- _Stated task_: List each line holding the string "closed".

- _Extracted information_:

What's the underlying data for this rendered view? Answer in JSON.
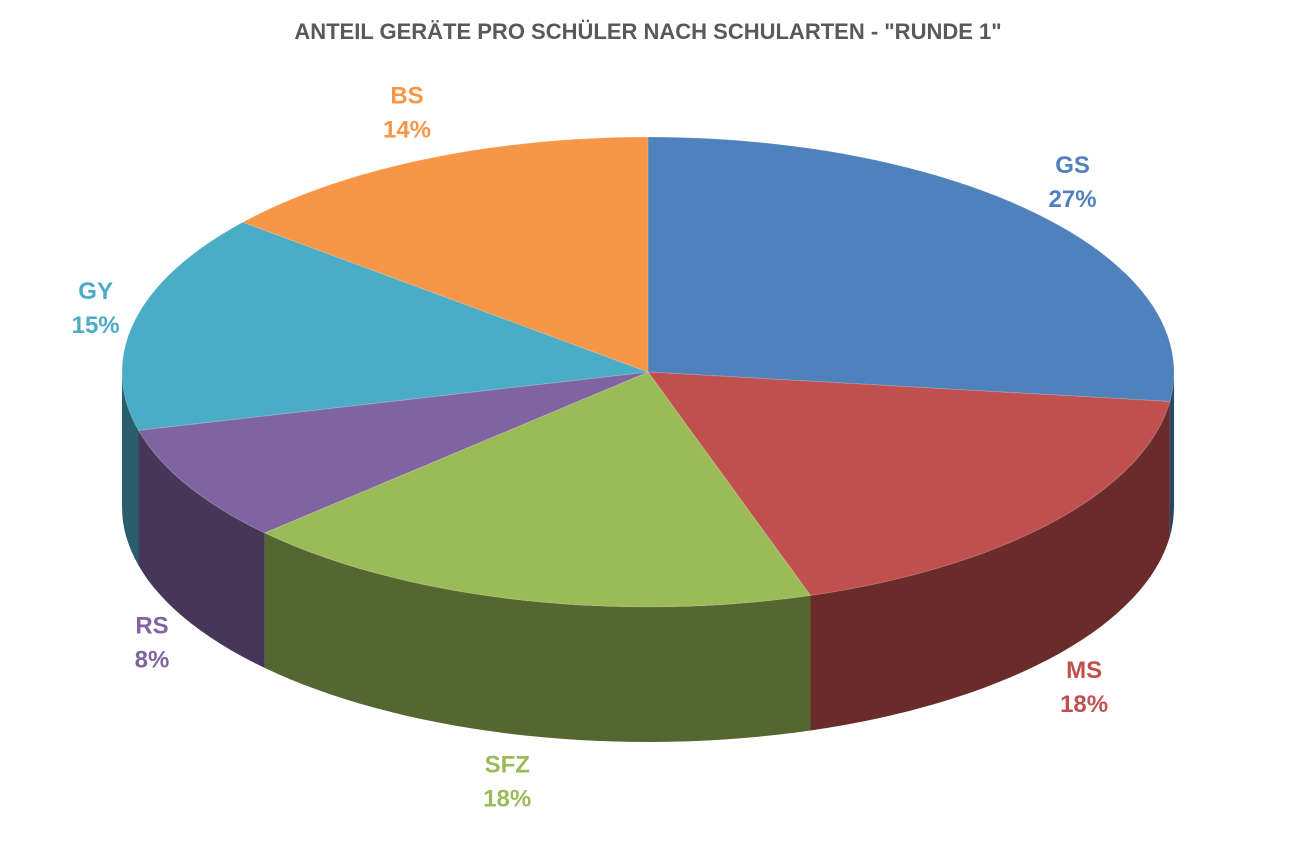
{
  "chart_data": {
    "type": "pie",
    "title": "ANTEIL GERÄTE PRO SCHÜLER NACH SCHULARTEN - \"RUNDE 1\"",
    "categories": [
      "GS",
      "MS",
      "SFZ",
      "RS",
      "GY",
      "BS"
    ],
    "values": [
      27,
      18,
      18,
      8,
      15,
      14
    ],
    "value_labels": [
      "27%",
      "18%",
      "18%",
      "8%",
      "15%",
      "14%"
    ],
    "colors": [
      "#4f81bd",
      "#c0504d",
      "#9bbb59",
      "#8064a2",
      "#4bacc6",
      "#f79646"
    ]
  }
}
* * *
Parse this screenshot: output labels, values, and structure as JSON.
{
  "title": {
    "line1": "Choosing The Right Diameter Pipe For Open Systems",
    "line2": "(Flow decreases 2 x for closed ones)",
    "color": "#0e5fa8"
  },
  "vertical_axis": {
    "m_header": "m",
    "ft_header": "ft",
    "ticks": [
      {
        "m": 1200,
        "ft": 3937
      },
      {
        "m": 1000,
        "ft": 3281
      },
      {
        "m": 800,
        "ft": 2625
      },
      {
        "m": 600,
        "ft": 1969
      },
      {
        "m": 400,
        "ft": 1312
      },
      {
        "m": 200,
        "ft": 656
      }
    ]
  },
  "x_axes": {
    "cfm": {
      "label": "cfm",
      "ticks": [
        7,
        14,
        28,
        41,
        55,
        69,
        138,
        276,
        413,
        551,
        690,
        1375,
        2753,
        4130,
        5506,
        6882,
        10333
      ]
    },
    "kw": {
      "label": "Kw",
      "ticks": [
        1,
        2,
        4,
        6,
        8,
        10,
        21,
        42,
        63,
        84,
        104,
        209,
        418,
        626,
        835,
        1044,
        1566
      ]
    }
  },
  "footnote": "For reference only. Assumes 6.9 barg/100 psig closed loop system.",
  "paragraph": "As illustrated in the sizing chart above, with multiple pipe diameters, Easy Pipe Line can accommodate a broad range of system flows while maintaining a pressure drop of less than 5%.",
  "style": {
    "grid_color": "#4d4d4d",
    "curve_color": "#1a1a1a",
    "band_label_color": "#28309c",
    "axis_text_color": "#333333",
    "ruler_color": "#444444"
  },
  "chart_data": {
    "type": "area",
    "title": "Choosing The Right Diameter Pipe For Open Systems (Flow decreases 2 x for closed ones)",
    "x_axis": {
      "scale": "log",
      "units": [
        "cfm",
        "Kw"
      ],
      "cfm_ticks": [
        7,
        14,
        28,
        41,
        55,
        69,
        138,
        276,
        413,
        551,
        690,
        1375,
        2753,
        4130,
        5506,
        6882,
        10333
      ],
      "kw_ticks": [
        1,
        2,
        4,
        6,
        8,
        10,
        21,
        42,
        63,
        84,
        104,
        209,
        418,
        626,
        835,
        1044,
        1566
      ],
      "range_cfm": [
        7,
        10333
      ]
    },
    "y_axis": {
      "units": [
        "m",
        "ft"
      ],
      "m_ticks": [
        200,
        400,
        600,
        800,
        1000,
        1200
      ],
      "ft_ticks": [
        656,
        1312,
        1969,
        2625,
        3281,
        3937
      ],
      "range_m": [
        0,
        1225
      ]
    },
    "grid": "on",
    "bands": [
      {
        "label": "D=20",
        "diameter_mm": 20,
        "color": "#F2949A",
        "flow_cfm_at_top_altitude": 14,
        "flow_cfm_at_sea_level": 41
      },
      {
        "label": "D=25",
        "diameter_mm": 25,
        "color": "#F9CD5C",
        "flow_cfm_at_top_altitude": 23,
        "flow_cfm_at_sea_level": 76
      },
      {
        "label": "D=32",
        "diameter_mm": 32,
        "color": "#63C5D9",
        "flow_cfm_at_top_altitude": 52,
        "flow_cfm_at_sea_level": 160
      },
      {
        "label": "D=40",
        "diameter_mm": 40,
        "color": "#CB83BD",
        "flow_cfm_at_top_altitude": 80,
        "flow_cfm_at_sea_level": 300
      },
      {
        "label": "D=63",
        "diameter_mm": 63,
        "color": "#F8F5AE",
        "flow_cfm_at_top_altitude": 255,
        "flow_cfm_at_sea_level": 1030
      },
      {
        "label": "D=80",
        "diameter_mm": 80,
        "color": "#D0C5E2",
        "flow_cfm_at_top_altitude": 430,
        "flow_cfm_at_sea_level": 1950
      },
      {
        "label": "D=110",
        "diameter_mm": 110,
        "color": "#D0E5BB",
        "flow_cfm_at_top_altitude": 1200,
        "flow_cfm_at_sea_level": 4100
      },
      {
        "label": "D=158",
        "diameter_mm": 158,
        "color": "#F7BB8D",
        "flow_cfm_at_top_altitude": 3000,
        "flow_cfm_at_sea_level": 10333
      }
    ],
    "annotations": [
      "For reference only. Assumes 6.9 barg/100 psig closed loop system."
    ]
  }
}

- _Answer to this task_:
    "line2": "(Flow decreases 2 x for closed ones)",
  "footnote": "For reference only. Assumes 6.9 barg/100 psig closed loop system.",
    "title": "Choosing The Right Diameter Pipe For Open Systems (Flow decreases 2 x for closed ones)",
      "For reference only. Assumes 6.9 barg/100 psig closed loop system."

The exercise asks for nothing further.